▶ What is expected: For this exercise, copy out each line of the material below that includes "Filename".

Stored data:
---*---

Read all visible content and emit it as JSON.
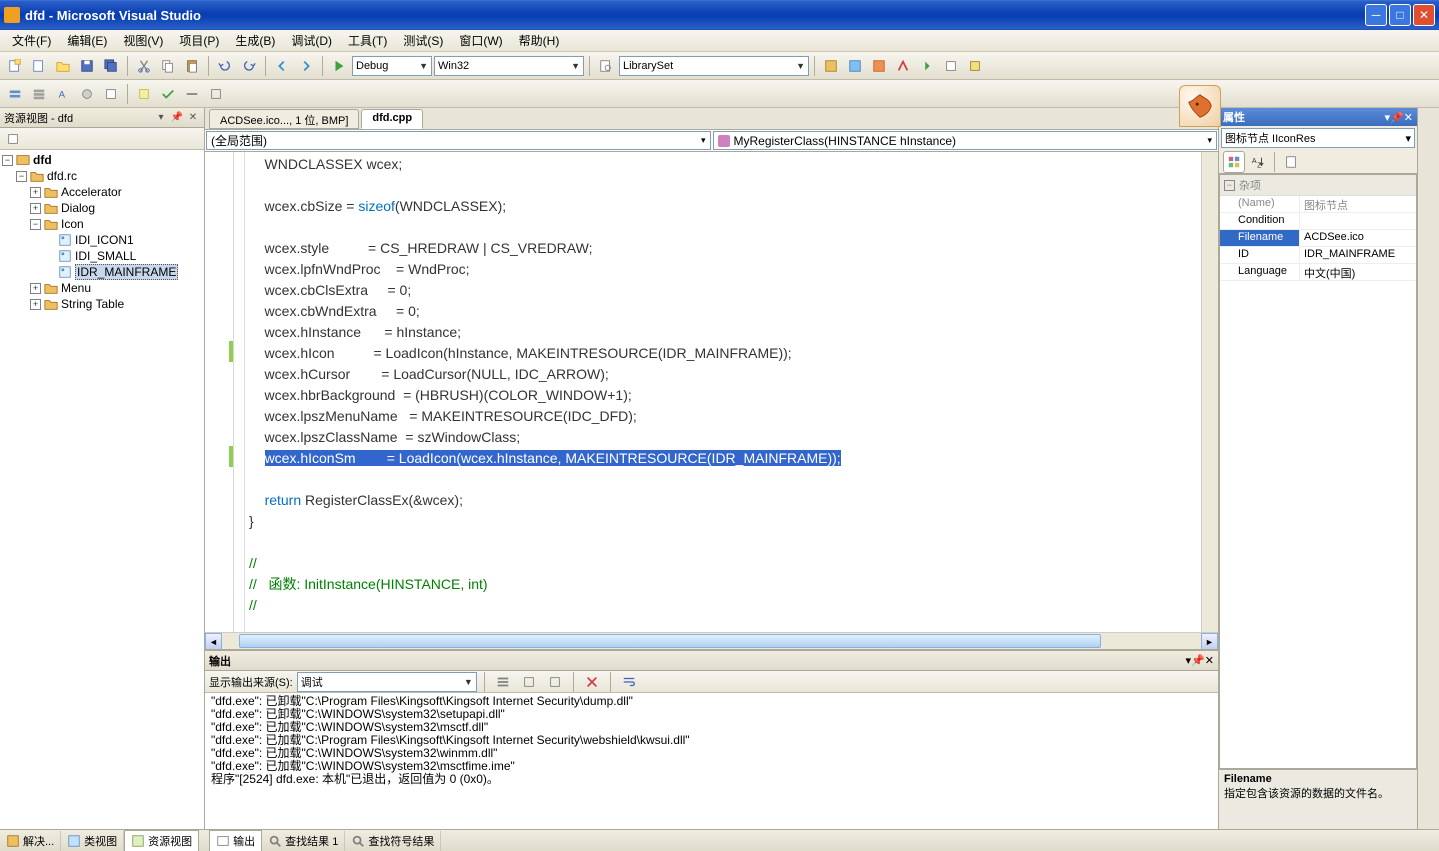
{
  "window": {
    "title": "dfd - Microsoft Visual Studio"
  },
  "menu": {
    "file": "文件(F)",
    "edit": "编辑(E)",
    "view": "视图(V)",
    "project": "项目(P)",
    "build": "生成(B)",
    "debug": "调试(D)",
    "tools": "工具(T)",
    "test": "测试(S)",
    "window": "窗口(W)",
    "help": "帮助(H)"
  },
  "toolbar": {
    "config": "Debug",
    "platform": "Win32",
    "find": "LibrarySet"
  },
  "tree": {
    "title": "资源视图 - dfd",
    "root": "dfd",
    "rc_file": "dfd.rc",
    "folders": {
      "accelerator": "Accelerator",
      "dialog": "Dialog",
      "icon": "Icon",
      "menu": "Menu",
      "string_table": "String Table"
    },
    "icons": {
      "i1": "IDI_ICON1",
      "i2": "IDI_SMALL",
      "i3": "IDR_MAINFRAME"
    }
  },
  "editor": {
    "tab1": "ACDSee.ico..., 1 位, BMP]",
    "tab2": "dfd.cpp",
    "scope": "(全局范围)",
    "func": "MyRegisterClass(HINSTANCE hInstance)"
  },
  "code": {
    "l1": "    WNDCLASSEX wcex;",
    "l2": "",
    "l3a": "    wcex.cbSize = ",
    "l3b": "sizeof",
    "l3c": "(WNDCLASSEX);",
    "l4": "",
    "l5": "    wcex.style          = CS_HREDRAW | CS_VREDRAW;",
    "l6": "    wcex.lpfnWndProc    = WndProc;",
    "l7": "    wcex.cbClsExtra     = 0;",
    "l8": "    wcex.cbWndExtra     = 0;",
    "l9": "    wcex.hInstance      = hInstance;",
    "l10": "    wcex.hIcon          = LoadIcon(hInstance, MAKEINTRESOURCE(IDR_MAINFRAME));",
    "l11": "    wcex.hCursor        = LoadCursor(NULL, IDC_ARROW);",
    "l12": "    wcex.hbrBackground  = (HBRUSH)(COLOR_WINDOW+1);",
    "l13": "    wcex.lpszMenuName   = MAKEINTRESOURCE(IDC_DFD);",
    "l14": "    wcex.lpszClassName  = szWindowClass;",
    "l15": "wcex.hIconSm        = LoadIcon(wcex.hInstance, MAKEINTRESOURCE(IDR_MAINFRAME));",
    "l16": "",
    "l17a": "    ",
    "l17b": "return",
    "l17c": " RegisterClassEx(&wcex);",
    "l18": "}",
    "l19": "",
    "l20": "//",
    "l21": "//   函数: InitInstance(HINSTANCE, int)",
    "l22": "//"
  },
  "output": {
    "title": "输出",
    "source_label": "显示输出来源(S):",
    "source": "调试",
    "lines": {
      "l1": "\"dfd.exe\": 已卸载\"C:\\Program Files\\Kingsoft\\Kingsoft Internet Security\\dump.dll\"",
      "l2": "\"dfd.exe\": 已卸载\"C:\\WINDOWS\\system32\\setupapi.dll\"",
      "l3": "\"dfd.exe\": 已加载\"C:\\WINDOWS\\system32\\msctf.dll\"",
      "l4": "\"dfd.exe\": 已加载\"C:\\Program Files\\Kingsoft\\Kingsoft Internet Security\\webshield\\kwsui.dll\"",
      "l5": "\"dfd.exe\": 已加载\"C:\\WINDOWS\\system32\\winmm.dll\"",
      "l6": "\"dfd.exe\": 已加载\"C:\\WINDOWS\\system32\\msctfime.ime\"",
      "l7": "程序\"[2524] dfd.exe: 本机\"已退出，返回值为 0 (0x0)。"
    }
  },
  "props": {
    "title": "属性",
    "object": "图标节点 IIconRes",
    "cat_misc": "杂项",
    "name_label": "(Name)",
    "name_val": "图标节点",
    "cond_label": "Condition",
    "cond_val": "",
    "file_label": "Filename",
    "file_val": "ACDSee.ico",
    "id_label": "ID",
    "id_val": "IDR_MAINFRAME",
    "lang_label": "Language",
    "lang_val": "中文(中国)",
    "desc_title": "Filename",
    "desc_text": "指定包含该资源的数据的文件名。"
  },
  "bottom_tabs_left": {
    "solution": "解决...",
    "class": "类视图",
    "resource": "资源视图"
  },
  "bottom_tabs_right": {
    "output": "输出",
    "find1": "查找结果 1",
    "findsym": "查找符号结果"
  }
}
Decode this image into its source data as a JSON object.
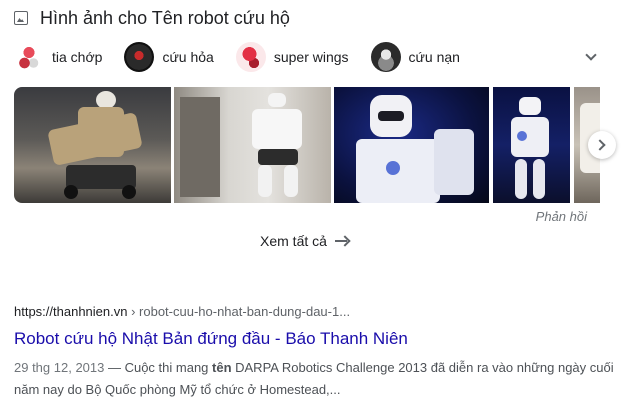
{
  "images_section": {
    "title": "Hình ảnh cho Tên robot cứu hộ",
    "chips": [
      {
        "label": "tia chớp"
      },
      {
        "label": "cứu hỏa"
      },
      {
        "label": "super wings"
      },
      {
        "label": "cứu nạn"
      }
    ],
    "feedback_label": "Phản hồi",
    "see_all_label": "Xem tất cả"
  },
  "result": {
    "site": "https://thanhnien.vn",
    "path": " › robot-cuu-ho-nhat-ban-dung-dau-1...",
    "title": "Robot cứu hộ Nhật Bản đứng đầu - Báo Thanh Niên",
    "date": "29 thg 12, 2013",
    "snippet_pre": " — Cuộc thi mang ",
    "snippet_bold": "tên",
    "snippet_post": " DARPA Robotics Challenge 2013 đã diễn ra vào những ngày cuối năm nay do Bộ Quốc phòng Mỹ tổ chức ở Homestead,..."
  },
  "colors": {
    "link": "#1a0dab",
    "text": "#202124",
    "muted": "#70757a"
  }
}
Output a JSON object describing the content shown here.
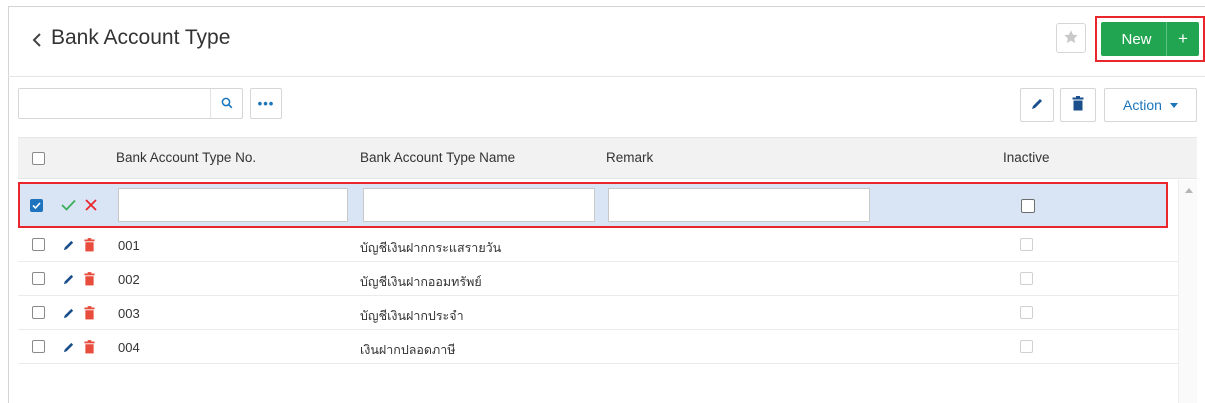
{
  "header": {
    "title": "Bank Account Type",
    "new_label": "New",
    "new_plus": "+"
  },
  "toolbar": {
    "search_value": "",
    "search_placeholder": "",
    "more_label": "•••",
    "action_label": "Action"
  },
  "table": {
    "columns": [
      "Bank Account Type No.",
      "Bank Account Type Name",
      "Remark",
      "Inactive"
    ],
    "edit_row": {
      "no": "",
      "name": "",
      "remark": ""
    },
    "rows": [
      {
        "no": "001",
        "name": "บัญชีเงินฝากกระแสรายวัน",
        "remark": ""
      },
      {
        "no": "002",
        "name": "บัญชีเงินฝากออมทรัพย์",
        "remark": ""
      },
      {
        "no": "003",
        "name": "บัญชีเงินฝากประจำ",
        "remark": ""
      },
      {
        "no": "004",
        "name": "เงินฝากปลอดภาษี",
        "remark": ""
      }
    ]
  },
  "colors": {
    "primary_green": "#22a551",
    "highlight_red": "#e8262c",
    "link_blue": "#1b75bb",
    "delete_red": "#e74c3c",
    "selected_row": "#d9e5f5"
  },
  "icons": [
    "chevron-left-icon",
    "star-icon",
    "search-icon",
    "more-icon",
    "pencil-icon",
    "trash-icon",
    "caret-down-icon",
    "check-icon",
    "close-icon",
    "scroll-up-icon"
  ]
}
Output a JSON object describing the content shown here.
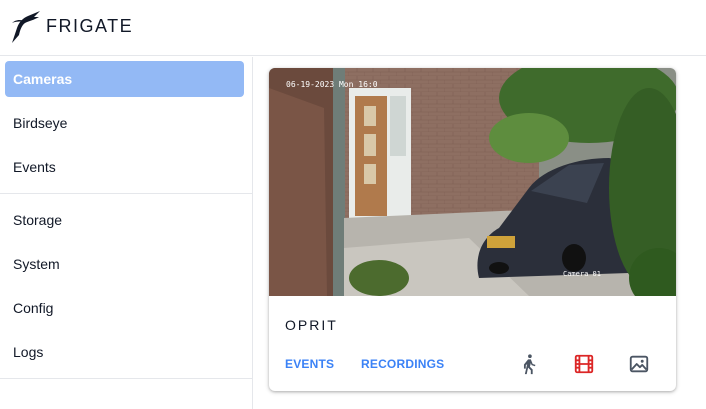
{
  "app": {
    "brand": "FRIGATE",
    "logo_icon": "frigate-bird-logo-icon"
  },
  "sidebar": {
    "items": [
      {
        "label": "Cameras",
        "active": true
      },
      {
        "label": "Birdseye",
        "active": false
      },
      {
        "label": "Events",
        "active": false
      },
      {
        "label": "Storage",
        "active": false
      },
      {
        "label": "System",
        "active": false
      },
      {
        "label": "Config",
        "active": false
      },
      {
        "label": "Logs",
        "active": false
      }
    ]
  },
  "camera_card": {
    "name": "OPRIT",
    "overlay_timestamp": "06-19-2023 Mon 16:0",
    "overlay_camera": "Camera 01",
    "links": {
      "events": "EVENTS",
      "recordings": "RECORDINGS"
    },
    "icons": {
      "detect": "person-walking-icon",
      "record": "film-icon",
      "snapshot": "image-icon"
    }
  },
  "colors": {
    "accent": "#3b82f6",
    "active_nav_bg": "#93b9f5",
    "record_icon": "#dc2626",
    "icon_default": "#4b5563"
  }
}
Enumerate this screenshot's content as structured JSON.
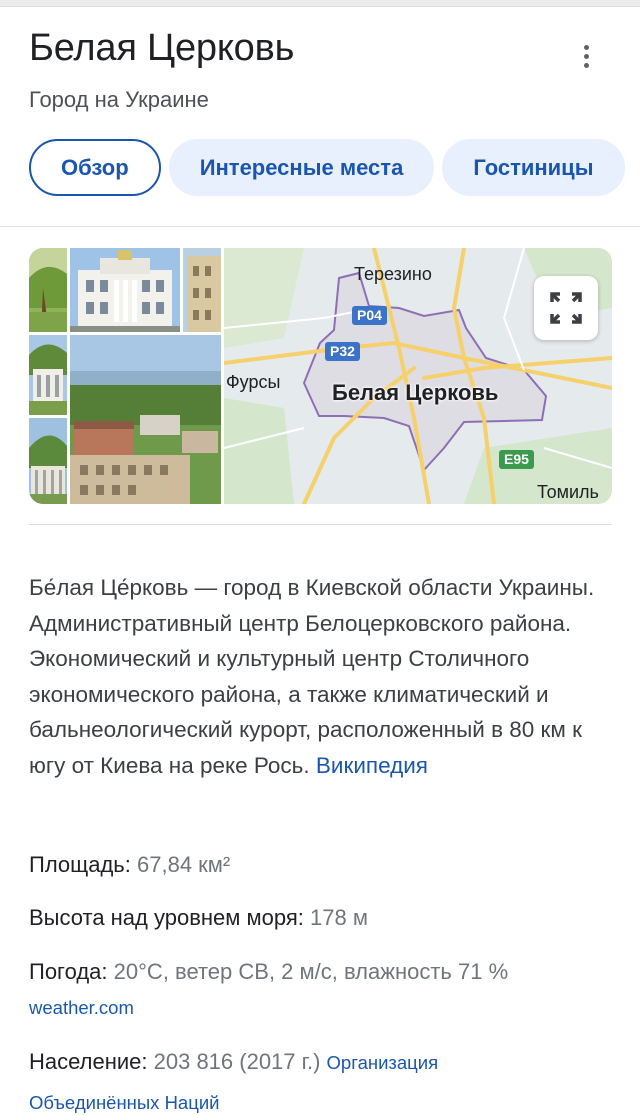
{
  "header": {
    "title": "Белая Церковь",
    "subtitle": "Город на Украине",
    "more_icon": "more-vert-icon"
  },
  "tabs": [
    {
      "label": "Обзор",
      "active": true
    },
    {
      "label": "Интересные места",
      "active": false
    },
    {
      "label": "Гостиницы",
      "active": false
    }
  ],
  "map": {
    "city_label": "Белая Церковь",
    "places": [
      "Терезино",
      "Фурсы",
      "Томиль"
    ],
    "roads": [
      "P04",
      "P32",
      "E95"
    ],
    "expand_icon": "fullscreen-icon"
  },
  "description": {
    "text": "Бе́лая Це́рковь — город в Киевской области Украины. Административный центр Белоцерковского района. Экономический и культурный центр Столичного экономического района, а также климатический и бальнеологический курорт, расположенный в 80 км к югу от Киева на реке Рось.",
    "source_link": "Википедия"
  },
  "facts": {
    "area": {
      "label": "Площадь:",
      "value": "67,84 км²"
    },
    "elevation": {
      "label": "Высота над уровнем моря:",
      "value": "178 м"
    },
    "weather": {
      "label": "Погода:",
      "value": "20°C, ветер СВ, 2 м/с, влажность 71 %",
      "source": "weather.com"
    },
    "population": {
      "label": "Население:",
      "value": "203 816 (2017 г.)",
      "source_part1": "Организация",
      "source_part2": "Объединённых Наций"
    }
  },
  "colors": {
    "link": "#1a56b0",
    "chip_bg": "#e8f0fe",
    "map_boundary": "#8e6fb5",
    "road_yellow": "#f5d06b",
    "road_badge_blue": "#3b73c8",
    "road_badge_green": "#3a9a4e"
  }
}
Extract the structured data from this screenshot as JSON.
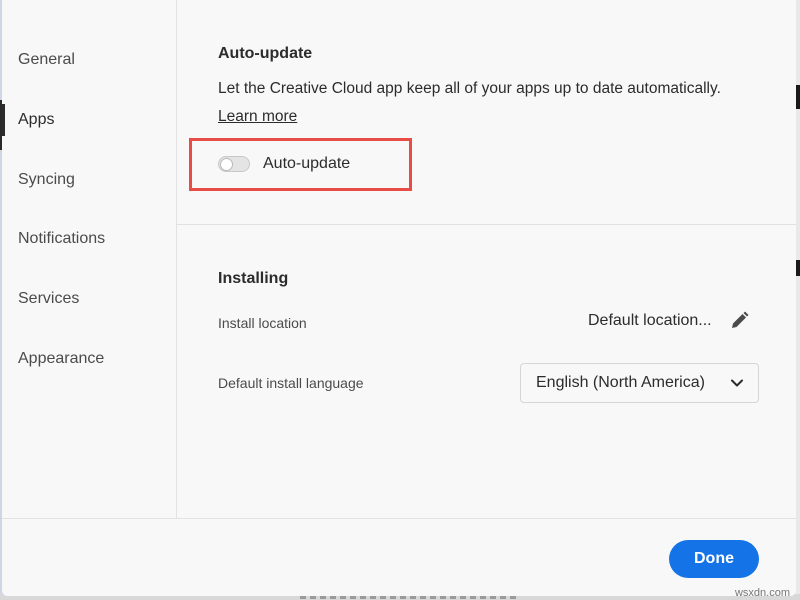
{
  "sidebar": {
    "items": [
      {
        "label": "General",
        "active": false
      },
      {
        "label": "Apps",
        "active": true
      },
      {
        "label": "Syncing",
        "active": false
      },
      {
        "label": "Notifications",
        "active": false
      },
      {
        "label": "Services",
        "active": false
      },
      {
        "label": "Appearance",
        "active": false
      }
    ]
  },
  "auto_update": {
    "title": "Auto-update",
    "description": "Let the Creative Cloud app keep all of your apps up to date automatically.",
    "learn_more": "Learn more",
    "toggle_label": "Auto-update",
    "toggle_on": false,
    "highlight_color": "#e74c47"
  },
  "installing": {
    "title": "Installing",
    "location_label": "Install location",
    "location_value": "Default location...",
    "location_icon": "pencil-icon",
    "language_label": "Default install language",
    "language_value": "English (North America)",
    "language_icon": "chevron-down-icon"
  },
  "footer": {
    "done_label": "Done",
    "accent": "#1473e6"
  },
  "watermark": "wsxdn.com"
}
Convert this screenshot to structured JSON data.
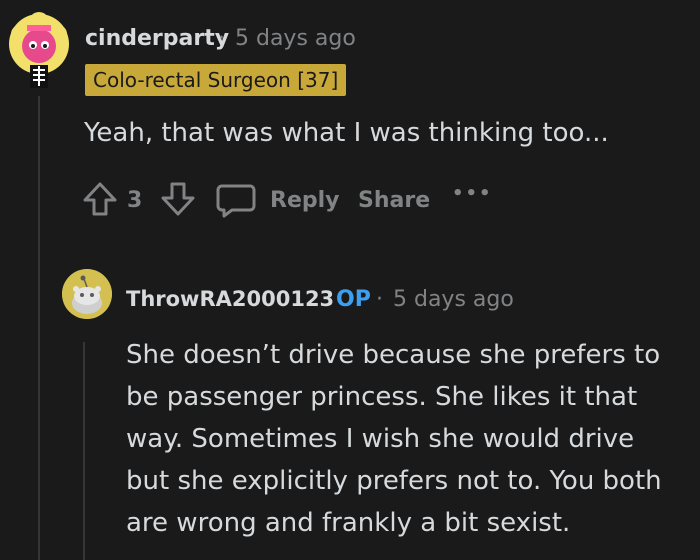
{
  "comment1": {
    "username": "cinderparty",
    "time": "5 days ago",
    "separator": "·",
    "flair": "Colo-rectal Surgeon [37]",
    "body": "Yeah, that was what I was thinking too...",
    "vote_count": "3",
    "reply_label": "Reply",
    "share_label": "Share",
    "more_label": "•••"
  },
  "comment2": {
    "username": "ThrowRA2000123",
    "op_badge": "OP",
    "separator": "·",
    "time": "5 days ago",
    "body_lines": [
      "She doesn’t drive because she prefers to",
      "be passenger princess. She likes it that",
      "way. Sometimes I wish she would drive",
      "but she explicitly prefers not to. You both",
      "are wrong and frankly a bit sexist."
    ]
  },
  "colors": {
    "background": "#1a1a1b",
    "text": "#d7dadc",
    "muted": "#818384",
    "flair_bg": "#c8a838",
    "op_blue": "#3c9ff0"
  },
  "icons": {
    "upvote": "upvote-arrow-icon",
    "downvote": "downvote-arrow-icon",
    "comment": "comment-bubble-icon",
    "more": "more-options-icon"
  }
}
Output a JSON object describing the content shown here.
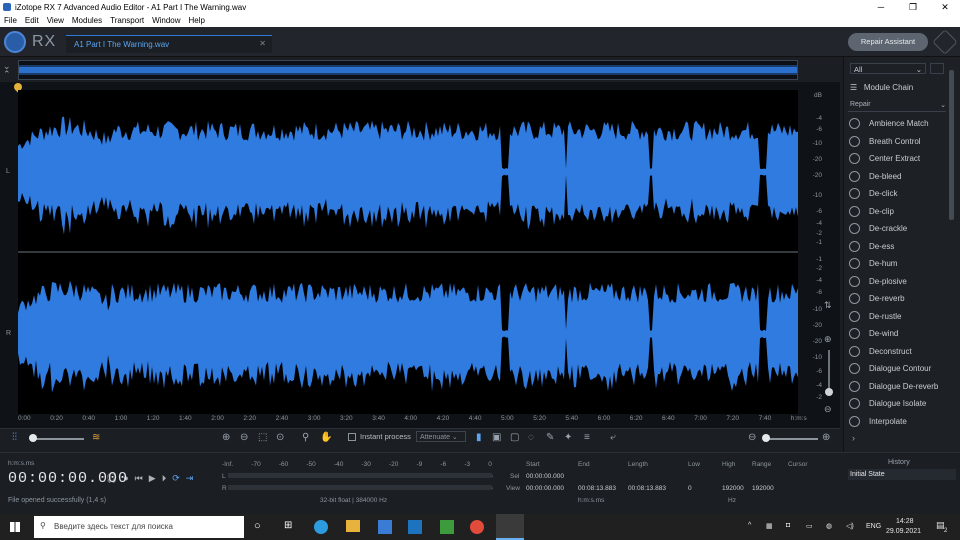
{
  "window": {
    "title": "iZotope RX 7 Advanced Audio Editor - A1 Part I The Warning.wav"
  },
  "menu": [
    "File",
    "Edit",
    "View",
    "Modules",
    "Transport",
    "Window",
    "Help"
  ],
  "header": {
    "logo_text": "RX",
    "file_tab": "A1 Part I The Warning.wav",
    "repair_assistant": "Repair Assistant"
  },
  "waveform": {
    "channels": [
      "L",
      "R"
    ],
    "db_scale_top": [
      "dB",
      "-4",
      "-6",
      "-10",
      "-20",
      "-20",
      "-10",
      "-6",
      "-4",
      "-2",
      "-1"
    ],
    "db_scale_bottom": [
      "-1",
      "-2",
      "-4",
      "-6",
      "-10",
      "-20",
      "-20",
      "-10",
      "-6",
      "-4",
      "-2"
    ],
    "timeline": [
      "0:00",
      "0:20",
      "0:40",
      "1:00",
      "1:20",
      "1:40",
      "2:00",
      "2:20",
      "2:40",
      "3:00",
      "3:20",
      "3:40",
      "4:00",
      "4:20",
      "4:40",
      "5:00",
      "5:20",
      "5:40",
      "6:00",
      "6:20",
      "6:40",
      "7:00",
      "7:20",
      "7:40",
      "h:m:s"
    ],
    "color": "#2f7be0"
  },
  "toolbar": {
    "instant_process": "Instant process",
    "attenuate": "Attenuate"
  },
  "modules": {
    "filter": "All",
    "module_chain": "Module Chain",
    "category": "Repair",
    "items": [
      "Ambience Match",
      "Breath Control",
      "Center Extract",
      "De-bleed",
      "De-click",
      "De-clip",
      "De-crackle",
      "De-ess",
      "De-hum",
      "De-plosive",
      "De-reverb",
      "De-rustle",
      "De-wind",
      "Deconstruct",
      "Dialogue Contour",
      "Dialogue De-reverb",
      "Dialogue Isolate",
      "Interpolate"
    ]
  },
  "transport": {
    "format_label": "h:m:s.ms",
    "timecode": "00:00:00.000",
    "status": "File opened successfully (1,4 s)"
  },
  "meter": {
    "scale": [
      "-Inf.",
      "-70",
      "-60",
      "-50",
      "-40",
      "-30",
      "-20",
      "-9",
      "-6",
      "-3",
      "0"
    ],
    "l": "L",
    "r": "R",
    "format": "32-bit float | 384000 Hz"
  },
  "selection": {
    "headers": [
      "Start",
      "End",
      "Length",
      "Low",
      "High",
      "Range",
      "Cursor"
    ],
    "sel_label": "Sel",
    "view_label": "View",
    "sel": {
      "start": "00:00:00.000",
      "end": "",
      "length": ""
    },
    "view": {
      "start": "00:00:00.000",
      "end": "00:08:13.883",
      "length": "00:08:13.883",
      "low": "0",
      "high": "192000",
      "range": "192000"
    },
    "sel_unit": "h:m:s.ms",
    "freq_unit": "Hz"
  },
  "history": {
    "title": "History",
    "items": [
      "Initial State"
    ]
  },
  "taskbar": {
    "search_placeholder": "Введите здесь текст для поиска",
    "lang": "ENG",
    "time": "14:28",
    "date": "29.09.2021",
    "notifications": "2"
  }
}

---*---

▶ Solution below:
    "file_label": "Filename",
    "desc_title": "Filename",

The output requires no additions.